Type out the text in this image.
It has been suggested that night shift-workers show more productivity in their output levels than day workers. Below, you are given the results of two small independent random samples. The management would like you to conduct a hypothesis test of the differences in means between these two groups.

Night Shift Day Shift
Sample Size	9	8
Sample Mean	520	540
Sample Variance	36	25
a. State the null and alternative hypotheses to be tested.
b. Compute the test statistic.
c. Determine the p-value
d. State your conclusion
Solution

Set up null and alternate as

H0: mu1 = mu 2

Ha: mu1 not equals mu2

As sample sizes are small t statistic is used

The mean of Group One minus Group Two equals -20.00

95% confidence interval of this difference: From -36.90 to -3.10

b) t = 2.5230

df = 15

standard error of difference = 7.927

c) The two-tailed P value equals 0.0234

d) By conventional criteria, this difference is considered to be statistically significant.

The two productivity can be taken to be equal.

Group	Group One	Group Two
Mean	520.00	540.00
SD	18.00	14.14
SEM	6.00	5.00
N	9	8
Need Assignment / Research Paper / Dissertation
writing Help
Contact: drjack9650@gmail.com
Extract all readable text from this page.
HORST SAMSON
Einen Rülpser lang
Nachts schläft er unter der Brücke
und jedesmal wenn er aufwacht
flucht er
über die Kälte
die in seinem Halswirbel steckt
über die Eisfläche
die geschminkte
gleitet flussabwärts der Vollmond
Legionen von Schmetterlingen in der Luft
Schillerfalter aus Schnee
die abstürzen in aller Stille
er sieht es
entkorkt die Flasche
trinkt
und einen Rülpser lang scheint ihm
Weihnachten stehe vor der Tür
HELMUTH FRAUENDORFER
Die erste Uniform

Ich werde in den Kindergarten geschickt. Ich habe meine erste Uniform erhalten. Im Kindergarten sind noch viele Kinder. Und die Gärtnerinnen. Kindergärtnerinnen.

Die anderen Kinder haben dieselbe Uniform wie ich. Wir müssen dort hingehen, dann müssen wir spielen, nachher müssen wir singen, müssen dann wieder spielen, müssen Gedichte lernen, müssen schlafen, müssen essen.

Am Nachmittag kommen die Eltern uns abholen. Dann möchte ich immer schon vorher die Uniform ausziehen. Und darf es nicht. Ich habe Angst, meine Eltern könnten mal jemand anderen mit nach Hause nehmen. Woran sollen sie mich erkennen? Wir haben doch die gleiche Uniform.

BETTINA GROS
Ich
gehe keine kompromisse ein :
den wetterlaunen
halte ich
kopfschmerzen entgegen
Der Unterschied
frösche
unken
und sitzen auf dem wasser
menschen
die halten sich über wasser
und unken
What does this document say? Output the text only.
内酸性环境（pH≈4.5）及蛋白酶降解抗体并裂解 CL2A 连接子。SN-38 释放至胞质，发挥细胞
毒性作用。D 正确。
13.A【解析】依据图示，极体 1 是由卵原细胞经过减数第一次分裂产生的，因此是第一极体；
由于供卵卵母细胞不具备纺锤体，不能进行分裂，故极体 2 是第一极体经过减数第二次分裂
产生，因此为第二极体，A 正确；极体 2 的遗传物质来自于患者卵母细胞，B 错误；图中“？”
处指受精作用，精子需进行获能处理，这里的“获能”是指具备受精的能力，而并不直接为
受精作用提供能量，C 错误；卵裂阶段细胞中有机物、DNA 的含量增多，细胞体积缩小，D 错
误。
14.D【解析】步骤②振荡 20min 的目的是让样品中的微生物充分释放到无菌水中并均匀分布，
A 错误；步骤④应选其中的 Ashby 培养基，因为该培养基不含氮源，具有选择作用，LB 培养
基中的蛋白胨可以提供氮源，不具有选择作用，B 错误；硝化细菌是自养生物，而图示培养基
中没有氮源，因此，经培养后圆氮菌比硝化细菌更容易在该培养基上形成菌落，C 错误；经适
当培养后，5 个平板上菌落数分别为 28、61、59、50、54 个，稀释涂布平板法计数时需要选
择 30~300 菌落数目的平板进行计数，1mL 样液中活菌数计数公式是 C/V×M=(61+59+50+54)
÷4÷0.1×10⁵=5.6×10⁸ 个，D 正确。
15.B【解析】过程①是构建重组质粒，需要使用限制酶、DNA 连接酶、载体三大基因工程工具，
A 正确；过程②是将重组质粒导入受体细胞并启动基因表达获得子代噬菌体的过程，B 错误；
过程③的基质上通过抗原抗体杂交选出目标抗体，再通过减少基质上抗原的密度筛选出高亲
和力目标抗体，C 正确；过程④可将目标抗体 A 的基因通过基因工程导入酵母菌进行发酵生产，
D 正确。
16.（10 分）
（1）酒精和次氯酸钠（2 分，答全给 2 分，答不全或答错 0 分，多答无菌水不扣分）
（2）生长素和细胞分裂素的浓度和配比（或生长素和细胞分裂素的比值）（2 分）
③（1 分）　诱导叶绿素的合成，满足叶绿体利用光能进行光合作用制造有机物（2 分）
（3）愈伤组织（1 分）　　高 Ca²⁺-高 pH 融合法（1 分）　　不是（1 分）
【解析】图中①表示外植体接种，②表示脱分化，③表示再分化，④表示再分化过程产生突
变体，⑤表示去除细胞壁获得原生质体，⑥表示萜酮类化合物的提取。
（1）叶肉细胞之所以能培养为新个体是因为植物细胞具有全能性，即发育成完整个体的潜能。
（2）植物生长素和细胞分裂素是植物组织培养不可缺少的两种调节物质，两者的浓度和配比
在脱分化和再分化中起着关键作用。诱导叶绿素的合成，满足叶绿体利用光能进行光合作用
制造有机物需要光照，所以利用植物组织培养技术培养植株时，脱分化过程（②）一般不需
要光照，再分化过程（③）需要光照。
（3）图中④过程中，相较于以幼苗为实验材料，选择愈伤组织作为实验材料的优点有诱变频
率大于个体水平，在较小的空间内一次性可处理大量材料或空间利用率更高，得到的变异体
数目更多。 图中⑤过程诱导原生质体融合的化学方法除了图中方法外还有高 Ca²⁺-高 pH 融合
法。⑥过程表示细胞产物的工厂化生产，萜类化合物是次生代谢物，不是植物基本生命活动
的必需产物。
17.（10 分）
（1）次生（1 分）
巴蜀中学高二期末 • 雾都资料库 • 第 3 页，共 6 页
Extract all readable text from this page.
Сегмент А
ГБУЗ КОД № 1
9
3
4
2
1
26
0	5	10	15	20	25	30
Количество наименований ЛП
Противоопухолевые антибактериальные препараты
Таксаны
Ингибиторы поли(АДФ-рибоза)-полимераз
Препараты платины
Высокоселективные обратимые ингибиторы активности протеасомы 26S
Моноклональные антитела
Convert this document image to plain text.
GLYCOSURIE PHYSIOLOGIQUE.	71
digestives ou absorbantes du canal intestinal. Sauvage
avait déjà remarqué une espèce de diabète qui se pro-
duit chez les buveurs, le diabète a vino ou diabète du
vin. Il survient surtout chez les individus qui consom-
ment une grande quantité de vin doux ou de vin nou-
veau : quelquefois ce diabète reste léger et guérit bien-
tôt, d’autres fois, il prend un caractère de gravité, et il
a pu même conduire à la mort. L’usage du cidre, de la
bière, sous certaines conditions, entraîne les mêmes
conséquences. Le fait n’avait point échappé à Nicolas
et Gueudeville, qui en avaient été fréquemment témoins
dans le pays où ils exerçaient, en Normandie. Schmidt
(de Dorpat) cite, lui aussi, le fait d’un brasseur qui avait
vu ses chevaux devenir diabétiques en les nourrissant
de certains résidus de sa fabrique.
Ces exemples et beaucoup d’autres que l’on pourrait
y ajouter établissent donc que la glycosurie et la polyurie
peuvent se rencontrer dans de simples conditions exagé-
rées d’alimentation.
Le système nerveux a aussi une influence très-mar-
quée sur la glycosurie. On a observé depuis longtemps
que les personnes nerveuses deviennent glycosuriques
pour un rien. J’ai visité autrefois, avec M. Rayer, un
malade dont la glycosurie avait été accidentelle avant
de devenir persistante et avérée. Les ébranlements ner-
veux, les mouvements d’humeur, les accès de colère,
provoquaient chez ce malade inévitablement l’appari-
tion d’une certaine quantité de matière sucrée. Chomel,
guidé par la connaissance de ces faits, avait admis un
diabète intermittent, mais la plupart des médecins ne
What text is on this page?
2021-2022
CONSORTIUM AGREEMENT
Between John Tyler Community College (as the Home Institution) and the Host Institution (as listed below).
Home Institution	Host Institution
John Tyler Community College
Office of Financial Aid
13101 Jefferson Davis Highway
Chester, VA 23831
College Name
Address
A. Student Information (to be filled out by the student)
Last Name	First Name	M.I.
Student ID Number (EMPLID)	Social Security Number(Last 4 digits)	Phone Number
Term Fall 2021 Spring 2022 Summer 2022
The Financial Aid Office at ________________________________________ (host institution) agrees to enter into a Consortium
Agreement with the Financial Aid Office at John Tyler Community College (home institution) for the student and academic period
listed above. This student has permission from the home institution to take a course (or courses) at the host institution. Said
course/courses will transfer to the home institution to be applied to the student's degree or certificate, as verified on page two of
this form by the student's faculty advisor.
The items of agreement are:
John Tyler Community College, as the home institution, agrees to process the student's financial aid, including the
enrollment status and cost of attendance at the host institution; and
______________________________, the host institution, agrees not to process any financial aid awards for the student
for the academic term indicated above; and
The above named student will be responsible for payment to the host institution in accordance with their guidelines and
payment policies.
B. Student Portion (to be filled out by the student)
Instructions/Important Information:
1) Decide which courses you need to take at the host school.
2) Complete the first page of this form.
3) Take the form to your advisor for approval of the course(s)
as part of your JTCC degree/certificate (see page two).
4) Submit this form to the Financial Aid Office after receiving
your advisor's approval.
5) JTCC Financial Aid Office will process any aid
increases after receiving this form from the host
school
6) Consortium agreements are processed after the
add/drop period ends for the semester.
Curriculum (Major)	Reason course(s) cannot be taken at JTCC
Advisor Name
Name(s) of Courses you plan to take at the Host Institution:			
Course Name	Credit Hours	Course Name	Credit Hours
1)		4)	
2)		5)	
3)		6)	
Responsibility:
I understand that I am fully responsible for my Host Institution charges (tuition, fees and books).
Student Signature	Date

=======

Problem to solve. Identify each line in the records above containing the word "listed"; copy those lines.

Completed exercise.
Between John Tyler Community College (as the Home Institution) and the Host Institution (as listed below).
listed above. This student has permission from the home institution to take a course (or courses) at the host institution. Said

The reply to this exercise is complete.